## Problem description:
Determine how many lines in the entries below include "exit". The reply should be that number and nothing else.

## Listed entries:

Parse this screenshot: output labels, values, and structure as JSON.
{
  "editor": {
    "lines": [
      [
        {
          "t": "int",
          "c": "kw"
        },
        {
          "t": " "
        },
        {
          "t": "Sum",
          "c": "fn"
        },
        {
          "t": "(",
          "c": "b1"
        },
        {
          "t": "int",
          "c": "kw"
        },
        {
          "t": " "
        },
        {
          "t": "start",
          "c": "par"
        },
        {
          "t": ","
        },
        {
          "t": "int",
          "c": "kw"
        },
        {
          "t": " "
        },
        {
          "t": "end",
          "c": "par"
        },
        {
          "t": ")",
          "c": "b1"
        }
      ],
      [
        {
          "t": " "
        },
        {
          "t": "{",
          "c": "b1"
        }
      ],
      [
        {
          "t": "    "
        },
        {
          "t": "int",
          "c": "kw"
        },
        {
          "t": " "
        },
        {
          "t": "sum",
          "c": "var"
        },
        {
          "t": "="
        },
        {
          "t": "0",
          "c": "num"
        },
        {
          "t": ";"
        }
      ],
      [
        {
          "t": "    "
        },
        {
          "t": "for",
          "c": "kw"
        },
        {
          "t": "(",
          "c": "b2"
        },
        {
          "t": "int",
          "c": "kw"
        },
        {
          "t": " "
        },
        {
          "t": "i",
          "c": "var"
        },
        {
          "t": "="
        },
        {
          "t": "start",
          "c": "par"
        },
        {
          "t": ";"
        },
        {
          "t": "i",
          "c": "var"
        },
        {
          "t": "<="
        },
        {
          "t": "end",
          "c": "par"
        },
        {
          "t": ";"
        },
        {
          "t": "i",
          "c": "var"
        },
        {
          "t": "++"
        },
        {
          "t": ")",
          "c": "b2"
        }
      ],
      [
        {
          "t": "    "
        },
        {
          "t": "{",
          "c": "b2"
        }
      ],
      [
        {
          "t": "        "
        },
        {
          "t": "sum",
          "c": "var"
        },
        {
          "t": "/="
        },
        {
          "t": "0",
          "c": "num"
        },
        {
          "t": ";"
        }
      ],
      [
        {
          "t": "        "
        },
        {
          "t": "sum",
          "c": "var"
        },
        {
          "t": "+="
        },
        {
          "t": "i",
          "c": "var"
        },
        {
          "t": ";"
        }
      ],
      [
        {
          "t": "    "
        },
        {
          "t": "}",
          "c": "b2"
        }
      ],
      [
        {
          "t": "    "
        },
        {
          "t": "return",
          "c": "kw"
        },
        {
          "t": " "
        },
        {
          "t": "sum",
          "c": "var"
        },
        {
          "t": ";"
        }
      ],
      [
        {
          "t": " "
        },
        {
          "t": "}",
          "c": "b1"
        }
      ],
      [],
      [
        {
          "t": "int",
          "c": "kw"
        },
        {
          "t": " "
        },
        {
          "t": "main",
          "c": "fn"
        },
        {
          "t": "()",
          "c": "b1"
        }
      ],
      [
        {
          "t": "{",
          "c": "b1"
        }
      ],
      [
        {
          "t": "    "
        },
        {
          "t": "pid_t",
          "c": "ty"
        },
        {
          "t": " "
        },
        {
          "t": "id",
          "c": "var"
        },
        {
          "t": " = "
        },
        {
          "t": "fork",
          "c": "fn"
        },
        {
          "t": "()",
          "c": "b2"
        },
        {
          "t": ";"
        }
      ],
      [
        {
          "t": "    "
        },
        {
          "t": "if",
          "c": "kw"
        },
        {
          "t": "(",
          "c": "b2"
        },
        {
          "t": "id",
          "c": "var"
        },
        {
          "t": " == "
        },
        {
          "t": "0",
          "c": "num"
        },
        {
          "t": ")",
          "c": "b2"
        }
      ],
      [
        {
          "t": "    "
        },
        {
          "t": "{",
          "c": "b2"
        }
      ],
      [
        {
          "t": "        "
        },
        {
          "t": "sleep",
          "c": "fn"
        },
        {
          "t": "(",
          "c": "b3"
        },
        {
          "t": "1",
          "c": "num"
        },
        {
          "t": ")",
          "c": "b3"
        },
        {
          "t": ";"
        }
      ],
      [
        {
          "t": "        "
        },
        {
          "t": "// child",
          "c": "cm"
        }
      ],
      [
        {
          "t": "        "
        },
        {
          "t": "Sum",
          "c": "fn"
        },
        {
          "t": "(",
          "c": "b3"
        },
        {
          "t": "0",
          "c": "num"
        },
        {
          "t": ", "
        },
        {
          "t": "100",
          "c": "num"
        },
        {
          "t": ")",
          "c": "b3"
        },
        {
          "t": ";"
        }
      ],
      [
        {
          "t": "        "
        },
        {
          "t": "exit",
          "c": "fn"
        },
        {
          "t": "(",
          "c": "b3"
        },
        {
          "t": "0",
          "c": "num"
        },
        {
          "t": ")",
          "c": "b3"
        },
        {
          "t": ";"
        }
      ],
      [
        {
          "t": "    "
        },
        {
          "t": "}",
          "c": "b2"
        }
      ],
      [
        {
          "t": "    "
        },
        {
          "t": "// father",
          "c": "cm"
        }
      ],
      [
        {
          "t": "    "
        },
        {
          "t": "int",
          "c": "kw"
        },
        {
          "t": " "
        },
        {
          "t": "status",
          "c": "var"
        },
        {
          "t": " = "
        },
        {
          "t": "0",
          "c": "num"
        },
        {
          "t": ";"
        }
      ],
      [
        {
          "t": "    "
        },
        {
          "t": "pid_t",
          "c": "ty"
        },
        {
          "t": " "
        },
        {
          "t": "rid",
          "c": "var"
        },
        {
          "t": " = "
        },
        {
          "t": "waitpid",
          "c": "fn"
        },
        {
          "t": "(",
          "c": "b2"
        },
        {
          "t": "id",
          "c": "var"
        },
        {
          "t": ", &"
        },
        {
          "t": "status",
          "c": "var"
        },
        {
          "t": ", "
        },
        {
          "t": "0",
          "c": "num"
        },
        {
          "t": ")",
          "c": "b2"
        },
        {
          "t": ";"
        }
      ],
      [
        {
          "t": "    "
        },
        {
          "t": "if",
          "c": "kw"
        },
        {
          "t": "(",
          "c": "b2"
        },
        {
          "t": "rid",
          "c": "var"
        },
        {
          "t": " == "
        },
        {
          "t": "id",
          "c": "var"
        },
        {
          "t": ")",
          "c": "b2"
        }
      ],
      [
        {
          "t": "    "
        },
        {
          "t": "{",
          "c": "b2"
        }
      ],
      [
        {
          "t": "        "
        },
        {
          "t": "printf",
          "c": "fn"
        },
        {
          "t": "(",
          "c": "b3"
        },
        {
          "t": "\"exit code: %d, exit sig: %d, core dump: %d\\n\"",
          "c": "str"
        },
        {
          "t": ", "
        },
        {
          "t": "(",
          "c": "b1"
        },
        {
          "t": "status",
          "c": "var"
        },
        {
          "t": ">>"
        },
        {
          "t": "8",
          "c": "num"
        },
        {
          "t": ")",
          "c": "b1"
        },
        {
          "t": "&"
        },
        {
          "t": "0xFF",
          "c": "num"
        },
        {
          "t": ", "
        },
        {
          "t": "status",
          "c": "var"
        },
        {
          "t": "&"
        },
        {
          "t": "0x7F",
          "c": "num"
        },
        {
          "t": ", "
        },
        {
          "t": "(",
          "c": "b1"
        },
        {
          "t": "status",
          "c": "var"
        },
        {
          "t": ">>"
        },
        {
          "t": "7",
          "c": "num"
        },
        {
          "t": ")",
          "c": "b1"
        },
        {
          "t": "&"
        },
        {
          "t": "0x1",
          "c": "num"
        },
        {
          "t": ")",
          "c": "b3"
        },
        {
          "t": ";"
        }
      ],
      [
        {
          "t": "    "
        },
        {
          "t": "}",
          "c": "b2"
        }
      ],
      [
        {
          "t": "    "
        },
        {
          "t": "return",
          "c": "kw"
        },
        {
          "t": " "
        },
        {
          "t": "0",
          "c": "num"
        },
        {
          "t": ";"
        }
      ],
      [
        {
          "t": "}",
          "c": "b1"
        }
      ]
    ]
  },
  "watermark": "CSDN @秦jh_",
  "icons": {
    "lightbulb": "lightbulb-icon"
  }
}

## Solution to this exercise:
2